> [STATED PROBLEM]:
Using the records provided below, locate and copy each line that contains the word "лабораторного".

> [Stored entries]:
□ □ □
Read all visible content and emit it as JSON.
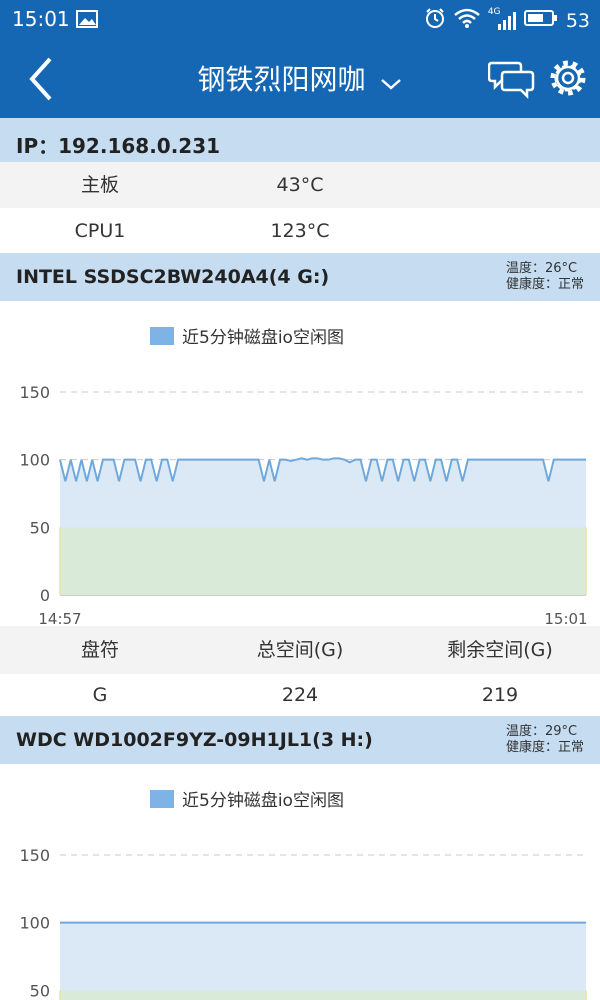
{
  "status": {
    "time": "15:01",
    "net": "4G",
    "battery": "53"
  },
  "appbar": {
    "title": "钢铁烈阳网咖"
  },
  "ip": {
    "label": "IP：192.168.0.231"
  },
  "temps": [
    {
      "name": "主板",
      "value": "43°C"
    },
    {
      "name": "CPU1",
      "value": "123°C"
    }
  ],
  "disks": [
    {
      "title": "INTEL SSDSC2BW240A4(4 G:)",
      "temp": "温度：26°C",
      "health": "健康度：正常",
      "legend": "近5分钟磁盘io空闲图",
      "x_start": "14:57",
      "x_end": "15:01",
      "table": {
        "headers": [
          "盘符",
          "总空间(G)",
          "剩余空间(G)"
        ],
        "row": [
          "G",
          "224",
          "219"
        ]
      }
    },
    {
      "title": "WDC WD1002F9YZ-09H1JL1(3 H:)",
      "temp": "温度：29°C",
      "health": "健康度：正常",
      "legend": "近5分钟磁盘io空闲图"
    }
  ],
  "colors": {
    "primary": "#1566b3",
    "section": "#c6ddf1",
    "line": "#6fa8dc",
    "fill": "#dbe8f5",
    "lowfill": "#d9ead8"
  },
  "chart_data": [
    {
      "type": "area",
      "legend": [
        "近5分钟磁盘io空闲图"
      ],
      "x_labels": [
        "14:57",
        "15:01"
      ],
      "ylim": [
        0,
        150
      ],
      "yticks": [
        0,
        50,
        100,
        150
      ],
      "threshold": 50,
      "values": [
        100,
        84,
        100,
        84,
        100,
        84,
        100,
        84,
        100,
        100,
        100,
        84,
        100,
        100,
        100,
        84,
        100,
        100,
        84,
        100,
        100,
        84,
        100,
        100,
        100,
        100,
        100,
        100,
        100,
        100,
        100,
        100,
        100,
        100,
        100,
        100,
        100,
        100,
        84,
        100,
        84,
        100,
        100,
        99,
        100,
        101,
        100,
        101,
        101,
        100,
        100,
        101,
        101,
        100,
        98,
        100,
        100,
        84,
        100,
        100,
        84,
        100,
        100,
        84,
        100,
        100,
        84,
        100,
        100,
        84,
        100,
        100,
        84,
        100,
        100,
        84,
        100,
        100,
        100,
        100,
        100,
        100,
        100,
        100,
        100,
        100,
        100,
        100,
        100,
        100,
        100,
        84,
        100,
        100,
        100,
        100,
        100,
        100,
        100
      ]
    },
    {
      "type": "area",
      "legend": [
        "近5分钟磁盘io空闲图"
      ],
      "ylim": [
        0,
        150
      ],
      "yticks": [
        50,
        100,
        150
      ],
      "threshold": 50,
      "values": [
        100,
        100
      ]
    }
  ]
}
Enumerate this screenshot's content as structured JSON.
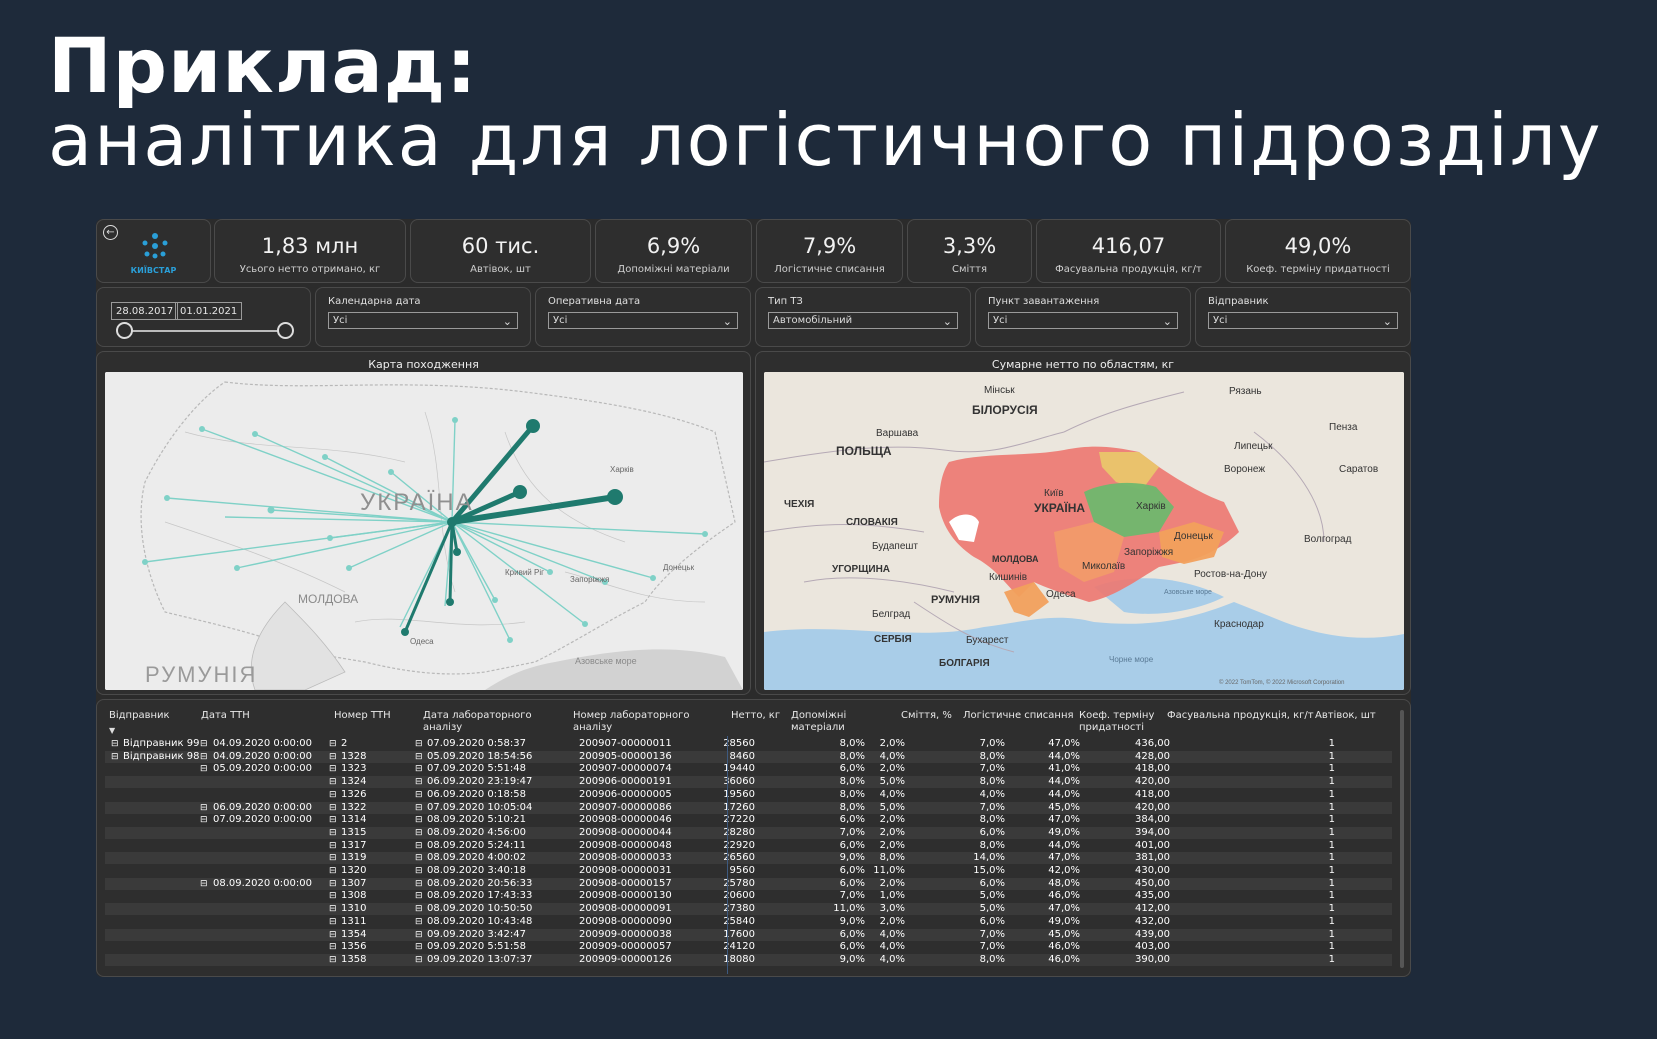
{
  "slide": {
    "title_bold": "Приклад:",
    "title_rest": "аналітика для логістичного підрозділу"
  },
  "header": {
    "logo_text": "КИЇВСТАР",
    "back_icon": "back-arrow-icon",
    "kpis": [
      {
        "value": "1,83 млн",
        "label": "Усього нетто отримано, кг"
      },
      {
        "value": "60 тис.",
        "label": "Автівок, шт"
      },
      {
        "value": "6,9%",
        "label": "Допоміжні матеріали"
      },
      {
        "value": "7,9%",
        "label": "Логістичне списання"
      },
      {
        "value": "3,3%",
        "label": "Сміття"
      },
      {
        "value": "416,07",
        "label": "Фасувальна продукція, кг/т"
      },
      {
        "value": "49,0%",
        "label": "Коеф. терміну придатності"
      }
    ]
  },
  "filters": {
    "date_from": "28.08.2017",
    "date_to": "01.01.2021",
    "slicers": [
      {
        "title": "Календарна дата",
        "value": "Усі"
      },
      {
        "title": "Оперативна дата",
        "value": "Усі"
      },
      {
        "title": "Тип ТЗ",
        "value": "Автомобільний"
      },
      {
        "title": "Пункт завантаження",
        "value": "Усі"
      },
      {
        "title": "Відправник",
        "value": "Усі"
      }
    ]
  },
  "map_left": {
    "title": "Карта походження",
    "labels": {
      "ukraine": "УКРАЇНА",
      "moldova": "МОЛДОВА",
      "romania": "РУМУНІЯ",
      "azov": "Азовське море",
      "kharkiv": "Харків",
      "zaporizhzhia": "Запоріжжя",
      "odesa": "Одеса",
      "kryvyi": "Кривий Ріг",
      "donetsk": "Донецьк"
    }
  },
  "map_right": {
    "title": "Сумарне нетто по областям, кг",
    "labels": {
      "belarus": "БІЛОРУСІЯ",
      "poland": "ПОЛЬЩА",
      "ukraine": "УКРАЇНА",
      "czechia": "ЧЕХІЯ",
      "slovakia": "СЛОВАКІЯ",
      "hungary": "УГОРЩИНА",
      "moldova": "МОЛДОВА",
      "romania": "РУМУНІЯ",
      "serbia": "СЕРБІЯ",
      "bulgaria": "БОЛГАРІЯ",
      "minsk": "Мінськ",
      "warsaw": "Варшава",
      "kyiv": "Київ",
      "kharkiv": "Харків",
      "donetsk": "Донецьк",
      "mykolaiv": "Миколаїв",
      "zaporizhzhia": "Запоріжжя",
      "odesa": "Одеса",
      "kishinev": "Кишинів",
      "bucharest": "Бухарест",
      "belgrade": "Белград",
      "budapest": "Будапешт",
      "rostov": "Ростов-на-Дону",
      "voronezh": "Воронеж",
      "krasnodar": "Краснодар",
      "volgograd": "Волгоград",
      "saratov": "Саратов",
      "penza": "Пенза",
      "lipetsk": "Липецьк",
      "ryazan": "Рязань",
      "black_sea": "Чорне море",
      "azov": "Азовське море",
      "attribution": "© 2022 TomTom, © 2022 Microsoft Corporation"
    }
  },
  "table": {
    "headers": [
      "Відправник",
      "Дата ТТН",
      "Номер ТТН",
      "Дата лабораторного аналізу",
      "Номер лабораторного аналізу",
      "Нетто, кг",
      "Допоміжні матеріали",
      "Сміття, %",
      "Логістичне списання",
      "Коеф. терміну придатності",
      "Фасувальна продукція, кг/т",
      "Автівок, шт"
    ],
    "rows": [
      {
        "sender": "Відправник 99",
        "date": "04.09.2020 0:00:00",
        "ttn": "2",
        "lab_date": "07.09.2020 0:58:37",
        "lab_no": "200907-00000011",
        "net": "28560",
        "aux": "8,0%",
        "trash": "2,0%",
        "log": "7,0%",
        "coef": "47,0%",
        "pack": "436,00",
        "cars": "1"
      },
      {
        "sender": "Відправник 98",
        "date": "04.09.2020 0:00:00",
        "ttn": "1328",
        "lab_date": "05.09.2020 18:54:56",
        "lab_no": "200905-00000136",
        "net": "8460",
        "aux": "8,0%",
        "trash": "4,0%",
        "log": "8,0%",
        "coef": "44,0%",
        "pack": "428,00",
        "cars": "1"
      },
      {
        "sender": "",
        "date": "05.09.2020 0:00:00",
        "ttn": "1323",
        "lab_date": "07.09.2020 5:51:48",
        "lab_no": "200907-00000074",
        "net": "19440",
        "aux": "6,0%",
        "trash": "2,0%",
        "log": "7,0%",
        "coef": "41,0%",
        "pack": "418,00",
        "cars": "1"
      },
      {
        "sender": "",
        "date": "",
        "ttn": "1324",
        "lab_date": "06.09.2020 23:19:47",
        "lab_no": "200906-00000191",
        "net": "36060",
        "aux": "8,0%",
        "trash": "5,0%",
        "log": "8,0%",
        "coef": "44,0%",
        "pack": "420,00",
        "cars": "1"
      },
      {
        "sender": "",
        "date": "",
        "ttn": "1326",
        "lab_date": "06.09.2020 0:18:58",
        "lab_no": "200906-00000005",
        "net": "19560",
        "aux": "8,0%",
        "trash": "4,0%",
        "log": "4,0%",
        "coef": "44,0%",
        "pack": "418,00",
        "cars": "1"
      },
      {
        "sender": "",
        "date": "06.09.2020 0:00:00",
        "ttn": "1322",
        "lab_date": "07.09.2020 10:05:04",
        "lab_no": "200907-00000086",
        "net": "17260",
        "aux": "8,0%",
        "trash": "5,0%",
        "log": "7,0%",
        "coef": "45,0%",
        "pack": "420,00",
        "cars": "1"
      },
      {
        "sender": "",
        "date": "07.09.2020 0:00:00",
        "ttn": "1314",
        "lab_date": "08.09.2020 5:10:21",
        "lab_no": "200908-00000046",
        "net": "27220",
        "aux": "6,0%",
        "trash": "2,0%",
        "log": "8,0%",
        "coef": "47,0%",
        "pack": "384,00",
        "cars": "1"
      },
      {
        "sender": "",
        "date": "",
        "ttn": "1315",
        "lab_date": "08.09.2020 4:56:00",
        "lab_no": "200908-00000044",
        "net": "28280",
        "aux": "7,0%",
        "trash": "2,0%",
        "log": "6,0%",
        "coef": "49,0%",
        "pack": "394,00",
        "cars": "1"
      },
      {
        "sender": "",
        "date": "",
        "ttn": "1317",
        "lab_date": "08.09.2020 5:24:11",
        "lab_no": "200908-00000048",
        "net": "22920",
        "aux": "6,0%",
        "trash": "2,0%",
        "log": "8,0%",
        "coef": "44,0%",
        "pack": "401,00",
        "cars": "1"
      },
      {
        "sender": "",
        "date": "",
        "ttn": "1319",
        "lab_date": "08.09.2020 4:00:02",
        "lab_no": "200908-00000033",
        "net": "26560",
        "aux": "9,0%",
        "trash": "8,0%",
        "log": "14,0%",
        "coef": "47,0%",
        "pack": "381,00",
        "cars": "1"
      },
      {
        "sender": "",
        "date": "",
        "ttn": "1320",
        "lab_date": "08.09.2020 3:40:18",
        "lab_no": "200908-00000031",
        "net": "9560",
        "aux": "6,0%",
        "trash": "11,0%",
        "log": "15,0%",
        "coef": "42,0%",
        "pack": "430,00",
        "cars": "1"
      },
      {
        "sender": "",
        "date": "08.09.2020 0:00:00",
        "ttn": "1307",
        "lab_date": "08.09.2020 20:56:33",
        "lab_no": "200908-00000157",
        "net": "25780",
        "aux": "6,0%",
        "trash": "2,0%",
        "log": "6,0%",
        "coef": "48,0%",
        "pack": "450,00",
        "cars": "1"
      },
      {
        "sender": "",
        "date": "",
        "ttn": "1308",
        "lab_date": "08.09.2020 17:43:33",
        "lab_no": "200908-00000130",
        "net": "20600",
        "aux": "7,0%",
        "trash": "1,0%",
        "log": "5,0%",
        "coef": "46,0%",
        "pack": "435,00",
        "cars": "1"
      },
      {
        "sender": "",
        "date": "",
        "ttn": "1310",
        "lab_date": "08.09.2020 10:50:50",
        "lab_no": "200908-00000091",
        "net": "27380",
        "aux": "11,0%",
        "trash": "3,0%",
        "log": "5,0%",
        "coef": "47,0%",
        "pack": "412,00",
        "cars": "1"
      },
      {
        "sender": "",
        "date": "",
        "ttn": "1311",
        "lab_date": "08.09.2020 10:43:48",
        "lab_no": "200908-00000090",
        "net": "25840",
        "aux": "9,0%",
        "trash": "2,0%",
        "log": "6,0%",
        "coef": "49,0%",
        "pack": "432,00",
        "cars": "1"
      },
      {
        "sender": "",
        "date": "",
        "ttn": "1354",
        "lab_date": "09.09.2020 3:42:47",
        "lab_no": "200909-00000038",
        "net": "17600",
        "aux": "6,0%",
        "trash": "4,0%",
        "log": "7,0%",
        "coef": "45,0%",
        "pack": "439,00",
        "cars": "1"
      },
      {
        "sender": "",
        "date": "",
        "ttn": "1356",
        "lab_date": "09.09.2020 5:51:58",
        "lab_no": "200909-00000057",
        "net": "24120",
        "aux": "6,0%",
        "trash": "4,0%",
        "log": "7,0%",
        "coef": "46,0%",
        "pack": "403,00",
        "cars": "1"
      },
      {
        "sender": "",
        "date": "",
        "ttn": "1358",
        "lab_date": "09.09.2020 13:07:37",
        "lab_no": "200909-00000126",
        "net": "18080",
        "aux": "9,0%",
        "trash": "4,0%",
        "log": "8,0%",
        "coef": "46,0%",
        "pack": "390,00",
        "cars": "1"
      }
    ]
  }
}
□ □ □
> [RESULT]:
      "Дата лабораторного аналізу",
      "Номер лабораторного аналізу",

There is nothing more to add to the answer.